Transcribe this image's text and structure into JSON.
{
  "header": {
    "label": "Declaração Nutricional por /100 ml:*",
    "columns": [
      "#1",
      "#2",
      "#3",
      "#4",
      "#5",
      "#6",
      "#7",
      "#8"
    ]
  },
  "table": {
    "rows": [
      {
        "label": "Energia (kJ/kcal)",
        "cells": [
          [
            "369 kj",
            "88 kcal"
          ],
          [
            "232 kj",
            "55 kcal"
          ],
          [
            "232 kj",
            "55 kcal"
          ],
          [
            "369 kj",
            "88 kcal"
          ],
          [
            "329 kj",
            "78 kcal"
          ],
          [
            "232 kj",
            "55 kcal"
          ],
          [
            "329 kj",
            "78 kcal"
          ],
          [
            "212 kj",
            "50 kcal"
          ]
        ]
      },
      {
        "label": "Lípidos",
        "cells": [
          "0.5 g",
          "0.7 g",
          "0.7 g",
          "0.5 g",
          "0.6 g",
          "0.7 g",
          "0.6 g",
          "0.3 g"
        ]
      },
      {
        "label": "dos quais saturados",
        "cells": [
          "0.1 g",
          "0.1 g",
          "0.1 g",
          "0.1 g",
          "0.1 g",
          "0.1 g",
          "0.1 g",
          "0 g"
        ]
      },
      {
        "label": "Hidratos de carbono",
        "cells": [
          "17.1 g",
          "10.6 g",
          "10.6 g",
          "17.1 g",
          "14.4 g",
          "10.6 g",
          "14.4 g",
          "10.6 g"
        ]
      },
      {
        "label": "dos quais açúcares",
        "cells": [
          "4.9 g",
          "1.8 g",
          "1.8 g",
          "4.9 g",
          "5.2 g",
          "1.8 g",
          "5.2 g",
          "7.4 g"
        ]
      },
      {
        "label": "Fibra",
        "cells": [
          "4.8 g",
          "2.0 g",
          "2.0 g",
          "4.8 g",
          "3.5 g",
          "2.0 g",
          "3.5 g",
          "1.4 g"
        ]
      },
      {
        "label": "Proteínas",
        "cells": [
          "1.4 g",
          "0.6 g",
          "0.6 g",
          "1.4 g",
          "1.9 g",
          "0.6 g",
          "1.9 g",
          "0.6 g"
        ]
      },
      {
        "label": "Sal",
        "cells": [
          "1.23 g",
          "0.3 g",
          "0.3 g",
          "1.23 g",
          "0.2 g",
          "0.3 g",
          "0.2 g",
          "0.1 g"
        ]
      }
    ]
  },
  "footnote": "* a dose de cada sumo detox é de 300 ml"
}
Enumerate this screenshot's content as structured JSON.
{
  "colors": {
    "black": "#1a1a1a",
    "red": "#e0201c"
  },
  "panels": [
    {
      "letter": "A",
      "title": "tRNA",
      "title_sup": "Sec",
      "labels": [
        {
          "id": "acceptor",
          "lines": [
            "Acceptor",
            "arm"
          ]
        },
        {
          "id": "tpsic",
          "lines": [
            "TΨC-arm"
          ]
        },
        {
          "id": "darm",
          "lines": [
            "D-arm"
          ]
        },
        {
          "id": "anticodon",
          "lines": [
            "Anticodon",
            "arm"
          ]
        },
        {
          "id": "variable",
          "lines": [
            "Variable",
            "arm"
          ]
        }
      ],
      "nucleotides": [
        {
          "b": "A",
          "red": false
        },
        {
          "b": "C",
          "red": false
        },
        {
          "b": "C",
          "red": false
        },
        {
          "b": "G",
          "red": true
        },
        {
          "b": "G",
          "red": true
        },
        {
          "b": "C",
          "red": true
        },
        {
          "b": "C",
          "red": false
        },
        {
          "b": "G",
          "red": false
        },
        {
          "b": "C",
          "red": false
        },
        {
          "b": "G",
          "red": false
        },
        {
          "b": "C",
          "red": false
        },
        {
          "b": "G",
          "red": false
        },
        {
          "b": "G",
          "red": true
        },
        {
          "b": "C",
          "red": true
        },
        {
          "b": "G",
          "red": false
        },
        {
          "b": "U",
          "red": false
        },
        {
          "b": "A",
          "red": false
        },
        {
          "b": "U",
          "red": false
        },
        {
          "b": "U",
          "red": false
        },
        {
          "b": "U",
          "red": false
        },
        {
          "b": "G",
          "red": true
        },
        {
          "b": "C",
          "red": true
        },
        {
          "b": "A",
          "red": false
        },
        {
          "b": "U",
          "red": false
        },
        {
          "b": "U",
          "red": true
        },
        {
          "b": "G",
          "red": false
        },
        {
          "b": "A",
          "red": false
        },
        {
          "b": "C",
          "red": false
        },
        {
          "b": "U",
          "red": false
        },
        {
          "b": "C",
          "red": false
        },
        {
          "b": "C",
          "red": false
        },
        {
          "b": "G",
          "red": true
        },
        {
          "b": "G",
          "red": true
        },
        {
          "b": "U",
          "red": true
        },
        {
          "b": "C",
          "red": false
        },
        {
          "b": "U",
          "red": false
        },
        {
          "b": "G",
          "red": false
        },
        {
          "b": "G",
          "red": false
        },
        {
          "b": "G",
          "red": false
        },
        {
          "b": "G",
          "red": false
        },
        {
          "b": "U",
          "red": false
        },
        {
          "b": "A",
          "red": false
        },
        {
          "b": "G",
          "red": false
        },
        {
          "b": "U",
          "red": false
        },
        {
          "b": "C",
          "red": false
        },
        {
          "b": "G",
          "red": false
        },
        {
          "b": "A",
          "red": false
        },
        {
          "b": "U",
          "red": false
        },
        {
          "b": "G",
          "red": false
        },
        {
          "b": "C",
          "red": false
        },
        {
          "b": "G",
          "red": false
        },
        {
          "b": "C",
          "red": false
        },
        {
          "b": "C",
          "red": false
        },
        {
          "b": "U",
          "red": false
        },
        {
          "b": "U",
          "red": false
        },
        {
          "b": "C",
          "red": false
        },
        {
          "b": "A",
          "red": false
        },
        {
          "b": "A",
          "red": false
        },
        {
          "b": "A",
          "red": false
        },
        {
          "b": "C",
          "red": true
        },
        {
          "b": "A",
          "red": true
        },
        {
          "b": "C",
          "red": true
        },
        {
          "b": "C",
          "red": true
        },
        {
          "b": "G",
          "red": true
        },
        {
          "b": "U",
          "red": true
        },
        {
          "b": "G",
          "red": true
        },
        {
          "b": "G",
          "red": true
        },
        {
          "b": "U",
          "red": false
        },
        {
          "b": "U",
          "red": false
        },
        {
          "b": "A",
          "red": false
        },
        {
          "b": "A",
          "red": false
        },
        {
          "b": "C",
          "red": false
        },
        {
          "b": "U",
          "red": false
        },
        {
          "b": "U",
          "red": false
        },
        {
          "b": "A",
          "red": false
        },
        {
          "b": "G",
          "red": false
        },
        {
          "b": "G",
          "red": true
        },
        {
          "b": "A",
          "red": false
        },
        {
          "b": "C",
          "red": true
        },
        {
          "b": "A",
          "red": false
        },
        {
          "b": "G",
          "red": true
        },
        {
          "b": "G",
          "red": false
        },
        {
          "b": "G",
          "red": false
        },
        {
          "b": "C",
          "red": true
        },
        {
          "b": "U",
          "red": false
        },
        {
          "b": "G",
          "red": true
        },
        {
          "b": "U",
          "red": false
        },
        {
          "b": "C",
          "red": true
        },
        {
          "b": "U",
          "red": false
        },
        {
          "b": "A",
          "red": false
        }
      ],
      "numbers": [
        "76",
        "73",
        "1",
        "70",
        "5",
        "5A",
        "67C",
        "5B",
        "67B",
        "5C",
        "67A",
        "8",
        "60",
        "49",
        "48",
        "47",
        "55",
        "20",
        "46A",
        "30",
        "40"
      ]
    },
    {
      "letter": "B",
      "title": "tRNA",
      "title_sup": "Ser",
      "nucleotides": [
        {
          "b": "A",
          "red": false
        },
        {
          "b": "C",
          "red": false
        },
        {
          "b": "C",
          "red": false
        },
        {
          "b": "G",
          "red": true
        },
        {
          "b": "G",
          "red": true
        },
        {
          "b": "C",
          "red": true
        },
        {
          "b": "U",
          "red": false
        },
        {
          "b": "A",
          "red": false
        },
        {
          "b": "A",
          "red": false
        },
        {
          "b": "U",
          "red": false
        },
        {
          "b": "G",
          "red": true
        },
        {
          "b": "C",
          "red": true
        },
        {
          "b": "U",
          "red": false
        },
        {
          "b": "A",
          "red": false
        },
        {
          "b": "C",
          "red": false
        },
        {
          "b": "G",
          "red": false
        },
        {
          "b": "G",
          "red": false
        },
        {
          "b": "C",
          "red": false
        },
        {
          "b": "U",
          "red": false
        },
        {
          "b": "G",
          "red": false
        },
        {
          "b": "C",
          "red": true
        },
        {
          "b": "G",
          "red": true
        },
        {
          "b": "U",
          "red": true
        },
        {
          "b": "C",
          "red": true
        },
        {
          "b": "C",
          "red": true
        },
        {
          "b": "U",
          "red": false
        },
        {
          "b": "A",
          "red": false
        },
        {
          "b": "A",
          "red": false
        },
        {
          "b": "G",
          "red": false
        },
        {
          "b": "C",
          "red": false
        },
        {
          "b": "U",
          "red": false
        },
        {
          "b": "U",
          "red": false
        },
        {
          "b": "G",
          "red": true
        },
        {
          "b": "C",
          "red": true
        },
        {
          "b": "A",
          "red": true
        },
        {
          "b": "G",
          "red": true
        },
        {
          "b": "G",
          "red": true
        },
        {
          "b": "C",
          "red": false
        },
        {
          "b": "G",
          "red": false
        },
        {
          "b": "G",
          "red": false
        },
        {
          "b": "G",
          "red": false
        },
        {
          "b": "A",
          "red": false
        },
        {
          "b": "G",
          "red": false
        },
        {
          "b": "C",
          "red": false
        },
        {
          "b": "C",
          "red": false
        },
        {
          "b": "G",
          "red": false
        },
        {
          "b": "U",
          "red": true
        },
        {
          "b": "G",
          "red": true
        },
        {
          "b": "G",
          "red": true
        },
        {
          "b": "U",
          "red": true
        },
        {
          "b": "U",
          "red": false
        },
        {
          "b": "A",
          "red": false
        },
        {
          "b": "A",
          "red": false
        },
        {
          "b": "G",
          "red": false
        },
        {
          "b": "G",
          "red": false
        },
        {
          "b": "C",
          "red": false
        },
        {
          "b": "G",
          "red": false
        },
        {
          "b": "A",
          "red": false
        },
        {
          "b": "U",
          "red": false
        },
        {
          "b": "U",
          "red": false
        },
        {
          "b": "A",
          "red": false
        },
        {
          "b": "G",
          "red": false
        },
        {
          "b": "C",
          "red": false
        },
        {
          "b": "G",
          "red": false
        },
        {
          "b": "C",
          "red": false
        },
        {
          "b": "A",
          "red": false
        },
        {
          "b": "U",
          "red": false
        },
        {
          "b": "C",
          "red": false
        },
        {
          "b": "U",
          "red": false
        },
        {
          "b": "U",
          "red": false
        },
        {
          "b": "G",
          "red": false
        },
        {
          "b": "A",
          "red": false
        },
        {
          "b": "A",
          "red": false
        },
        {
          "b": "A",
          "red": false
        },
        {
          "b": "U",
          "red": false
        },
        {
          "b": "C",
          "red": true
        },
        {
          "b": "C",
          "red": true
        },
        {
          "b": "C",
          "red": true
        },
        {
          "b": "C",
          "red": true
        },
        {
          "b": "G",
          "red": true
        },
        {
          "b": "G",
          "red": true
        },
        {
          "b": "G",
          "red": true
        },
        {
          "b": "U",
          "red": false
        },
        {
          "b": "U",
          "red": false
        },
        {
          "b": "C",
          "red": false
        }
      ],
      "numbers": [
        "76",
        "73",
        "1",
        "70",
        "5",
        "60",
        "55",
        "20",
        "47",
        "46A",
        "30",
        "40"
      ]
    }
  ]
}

PROMPT:
Each line in the material either holds the string "quais" or does not. State how many do, and nothing else.

FINISHED TASK:
2